- _What the exercise asks_
Copy the data verbatim from its beginning through the line containing "The lens 141 is at (190, 175).", including both of those lines and leaving out the picture.

-.-.-

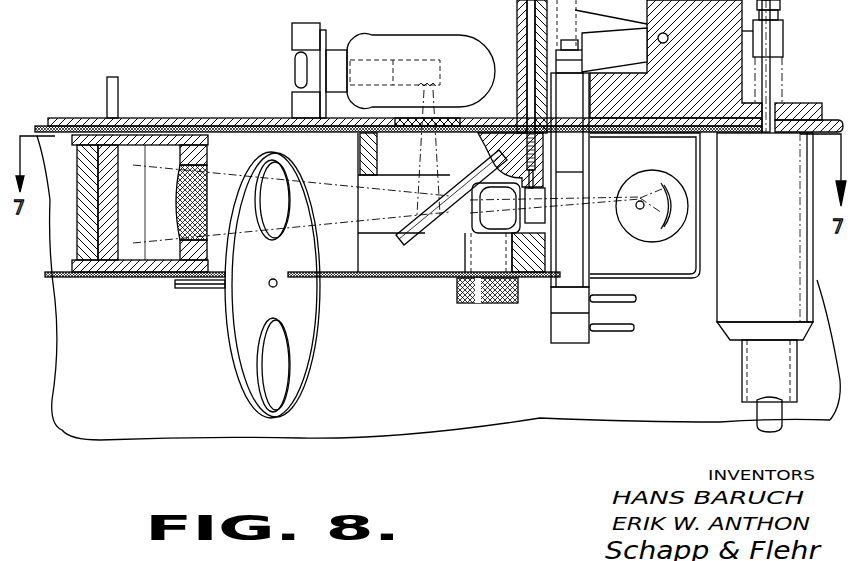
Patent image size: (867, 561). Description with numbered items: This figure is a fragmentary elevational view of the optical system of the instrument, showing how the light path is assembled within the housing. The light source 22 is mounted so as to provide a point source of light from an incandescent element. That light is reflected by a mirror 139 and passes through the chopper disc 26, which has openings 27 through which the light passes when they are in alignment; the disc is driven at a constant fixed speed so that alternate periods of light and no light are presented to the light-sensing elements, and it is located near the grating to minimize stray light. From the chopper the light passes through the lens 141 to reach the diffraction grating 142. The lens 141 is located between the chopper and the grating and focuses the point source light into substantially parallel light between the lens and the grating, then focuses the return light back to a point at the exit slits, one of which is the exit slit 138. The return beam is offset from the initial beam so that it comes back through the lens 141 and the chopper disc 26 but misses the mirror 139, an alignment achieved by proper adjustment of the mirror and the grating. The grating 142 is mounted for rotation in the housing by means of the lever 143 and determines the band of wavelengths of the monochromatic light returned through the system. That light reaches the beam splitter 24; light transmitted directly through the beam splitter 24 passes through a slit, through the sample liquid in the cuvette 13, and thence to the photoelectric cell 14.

The cuvette 13 is at (586, 252).
The photoelectric cell 14 is at (649, 244).
The light source 22 is at (427, 45).
The beam splitter 24 is at (480, 225).
The chopper disc 26 is at (312, 326).
The openings 27 is at (268, 320).
The exit slit 138 is at (538, 228).
The mirror 139 is at (407, 246).
The lens 141 is at (190, 175).
The diffraction grating 142 is at (105, 258).
The lever 143 is at (109, 95).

-.-.-

- _Complete answer_
Patent image size: (867, 561). Description with numbered items: This figure is a fragmentary elevational view of the optical system of the instrument, showing how the light path is assembled within the housing. The light source 22 is mounted so as to provide a point source of light from an incandescent element. That light is reflected by a mirror 139 and passes through the chopper disc 26, which has openings 27 through which the light passes when they are in alignment; the disc is driven at a constant fixed speed so that alternate periods of light and no light are presented to the light-sensing elements, and it is located near the grating to minimize stray light. From the chopper the light passes through the lens 141 to reach the diffraction grating 142. The lens 141 is located between the chopper and the grating and focuses the point source light into substantially parallel light between the lens and the grating, then focuses the return light back to a point at the exit slits, one of which is the exit slit 138. The return beam is offset from the initial beam so that it comes back through the lens 141 and the chopper disc 26 but misses the mirror 139, an alignment achieved by proper adjustment of the mirror and the grating. The grating 142 is mounted for rotation in the housing by means of the lever 143 and determines the band of wavelengths of the monochromatic light returned through the system. That light reaches the beam splitter 24; light transmitted directly through the beam splitter 24 passes through a slit, through the sample liquid in the cuvette 13, and thence to the photoelectric cell 14.

The cuvette 13 is at (586, 252).
The photoelectric cell 14 is at (649, 244).
The light source 22 is at (427, 45).
The beam splitter 24 is at (480, 225).
The chopper disc 26 is at (312, 326).
The openings 27 is at (268, 320).
The exit slit 138 is at (538, 228).
The mirror 139 is at (407, 246).
The lens 141 is at (190, 175).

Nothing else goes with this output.